(Dataset items)
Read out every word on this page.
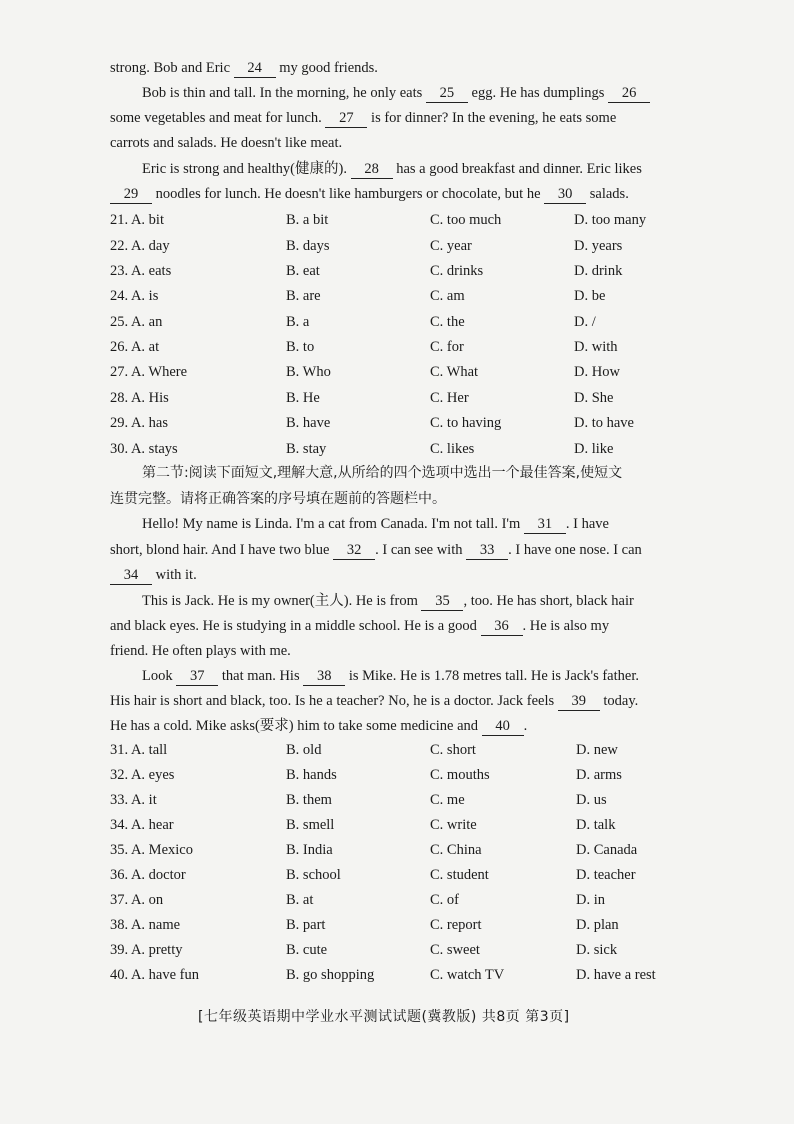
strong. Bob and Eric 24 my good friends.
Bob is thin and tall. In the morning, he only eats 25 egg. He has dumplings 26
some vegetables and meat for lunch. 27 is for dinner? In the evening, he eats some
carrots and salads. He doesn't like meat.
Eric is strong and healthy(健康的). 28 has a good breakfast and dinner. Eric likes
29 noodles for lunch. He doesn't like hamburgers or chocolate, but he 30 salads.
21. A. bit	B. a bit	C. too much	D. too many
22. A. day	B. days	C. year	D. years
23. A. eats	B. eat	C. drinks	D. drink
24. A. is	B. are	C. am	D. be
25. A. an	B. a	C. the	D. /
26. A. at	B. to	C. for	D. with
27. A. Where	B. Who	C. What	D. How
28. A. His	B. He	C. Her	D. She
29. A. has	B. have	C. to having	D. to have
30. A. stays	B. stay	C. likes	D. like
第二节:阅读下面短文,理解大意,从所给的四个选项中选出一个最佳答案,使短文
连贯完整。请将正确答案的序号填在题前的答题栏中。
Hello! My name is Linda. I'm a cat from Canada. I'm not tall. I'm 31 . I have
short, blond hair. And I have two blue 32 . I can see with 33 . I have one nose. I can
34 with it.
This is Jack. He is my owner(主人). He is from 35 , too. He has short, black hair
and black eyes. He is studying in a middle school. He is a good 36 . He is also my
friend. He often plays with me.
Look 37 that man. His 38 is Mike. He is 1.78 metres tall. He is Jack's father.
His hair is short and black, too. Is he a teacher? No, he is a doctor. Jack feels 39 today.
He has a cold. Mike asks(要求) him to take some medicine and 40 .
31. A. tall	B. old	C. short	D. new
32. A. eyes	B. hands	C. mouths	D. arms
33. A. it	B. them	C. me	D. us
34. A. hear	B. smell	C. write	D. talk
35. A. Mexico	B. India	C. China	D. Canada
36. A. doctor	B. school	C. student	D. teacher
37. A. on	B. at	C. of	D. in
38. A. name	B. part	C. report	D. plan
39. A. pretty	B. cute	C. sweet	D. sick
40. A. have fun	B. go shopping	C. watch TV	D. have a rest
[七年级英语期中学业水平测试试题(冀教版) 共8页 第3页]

§ Requirement: Transcribe all of the entries word for word, but skip any pictures they contain.

§ The result:
Read out every word on this page.
strong. Bob and Eric 24 my good friends.
Bob is thin and tall. In the morning, he only eats 25 egg. He has dumplings 26
some vegetables and meat for lunch. 27 is for dinner? In the evening, he eats some
carrots and salads. He doesn't like meat.
Eric is strong and healthy(健康的). 28 has a good breakfast and dinner. Eric likes
29 noodles for lunch. He doesn't like hamburgers or chocolate, but he 30 salads.
21. A. bit	B. a bit	C. too much	D. too many
22. A. day	B. days	C. year	D. years
23. A. eats	B. eat	C. drinks	D. drink
24. A. is	B. are	C. am	D. be
25. A. an	B. a	C. the	D. /
26. A. at	B. to	C. for	D. with
27. A. Where	B. Who	C. What	D. How
28. A. His	B. He	C. Her	D. She
29. A. has	B. have	C. to having	D. to have
30. A. stays	B. stay	C. likes	D. like
第二节:阅读下面短文,理解大意,从所给的四个选项中选出一个最佳答案,使短文
连贯完整。请将正确答案的序号填在题前的答题栏中。
Hello! My name is Linda. I'm a cat from Canada. I'm not tall. I'm 31 . I have
short, blond hair. And I have two blue 32 . I can see with 33 . I have one nose. I can
34 with it.
This is Jack. He is my owner(主人). He is from 35 , too. He has short, black hair
and black eyes. He is studying in a middle school. He is a good 36 . He is also my
friend. He often plays with me.
Look 37 that man. His 38 is Mike. He is 1.78 metres tall. He is Jack's father.
His hair is short and black, too. Is he a teacher? No, he is a doctor. Jack feels 39 today.
He has a cold. Mike asks(要求) him to take some medicine and 40 .
31. A. tall	B. old	C. short	D. new
32. A. eyes	B. hands	C. mouths	D. arms
33. A. it	B. them	C. me	D. us
34. A. hear	B. smell	C. write	D. talk
35. A. Mexico	B. India	C. China	D. Canada
36. A. doctor	B. school	C. student	D. teacher
37. A. on	B. at	C. of	D. in
38. A. name	B. part	C. report	D. plan
39. A. pretty	B. cute	C. sweet	D. sick
40. A. have fun	B. go shopping	C. watch TV	D. have a rest
[七年级英语期中学业水平测试试题(冀教版) 共8页 第3页]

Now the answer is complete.